## ENUNCIADO DEL EJERCICIO
En el texto sobre el viaje en tren, ¿cuántos túneles atraviesa el tren y cuándo se excavaron?

╭─ TEXTO DE LECTURA

Cuando suenan las campanas y la bocina, todo parece ponerse en marcha. La ceremonia de partida gana en espectacularidad con la llegada de dos motoristas de escolta. Montan sobre las vías, durante la primera mitad de su recorrido, para espantar al ganado que se aproxima a los raíles y para obligar a los camiones cargados de caña de azúcar a detenerse en los pasos a nivel. El viaje va a ser breve, pero muy pintoresco: en el par de horas que dura el recorrido de esos treinta y cinco kilómetros, el tren atraviesa cinco túneles socavados a mano a principios del siglo XX y cruza dos puentes que salvan sendas quebradas. A medida que la altitud pasa de los 2.200 a los 1.600 metros, la ruta nos va mostrando pantanos, llanuras áridas y extensiones donde vemos cactus solitarios y bromelias gigantes, al mismo tiempo que la temperatura pasa de los 15 °C a los 30 °C.

╰─
╭─ MATERIAL PROPORCIONADO

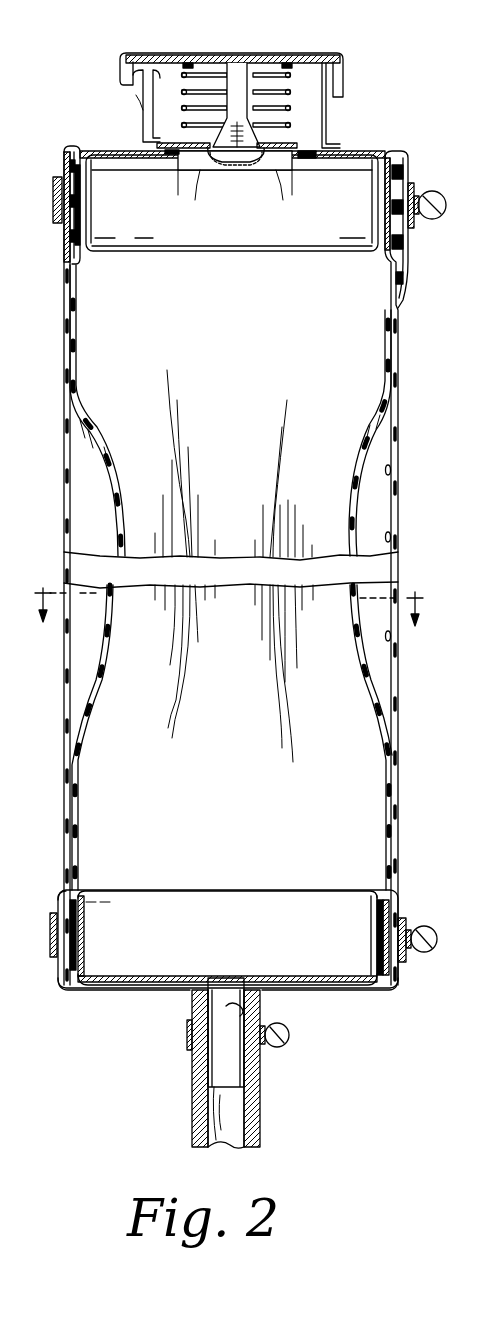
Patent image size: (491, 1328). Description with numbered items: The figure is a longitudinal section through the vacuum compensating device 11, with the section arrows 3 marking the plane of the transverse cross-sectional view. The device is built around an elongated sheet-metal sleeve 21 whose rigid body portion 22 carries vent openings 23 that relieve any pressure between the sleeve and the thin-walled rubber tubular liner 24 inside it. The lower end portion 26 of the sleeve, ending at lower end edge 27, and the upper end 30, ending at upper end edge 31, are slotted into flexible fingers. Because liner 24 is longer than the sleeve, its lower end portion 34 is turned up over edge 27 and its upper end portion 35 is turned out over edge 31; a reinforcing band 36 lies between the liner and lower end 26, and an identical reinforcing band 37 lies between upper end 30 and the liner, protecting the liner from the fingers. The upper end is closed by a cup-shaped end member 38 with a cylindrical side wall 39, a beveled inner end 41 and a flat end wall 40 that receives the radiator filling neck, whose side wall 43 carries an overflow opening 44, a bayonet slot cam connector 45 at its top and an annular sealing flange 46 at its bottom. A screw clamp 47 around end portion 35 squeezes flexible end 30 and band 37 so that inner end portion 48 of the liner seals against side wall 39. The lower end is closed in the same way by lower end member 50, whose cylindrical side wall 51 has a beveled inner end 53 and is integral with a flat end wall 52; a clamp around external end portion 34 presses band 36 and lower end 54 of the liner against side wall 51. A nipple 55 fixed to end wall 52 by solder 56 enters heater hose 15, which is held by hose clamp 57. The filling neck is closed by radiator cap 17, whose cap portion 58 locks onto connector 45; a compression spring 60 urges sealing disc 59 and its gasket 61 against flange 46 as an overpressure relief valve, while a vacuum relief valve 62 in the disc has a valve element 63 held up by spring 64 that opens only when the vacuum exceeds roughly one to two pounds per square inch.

╰─

## EJERCICIO RESUELTO
El tren atraviesa cinco túneles, socavados a mano a principios del siglo XX.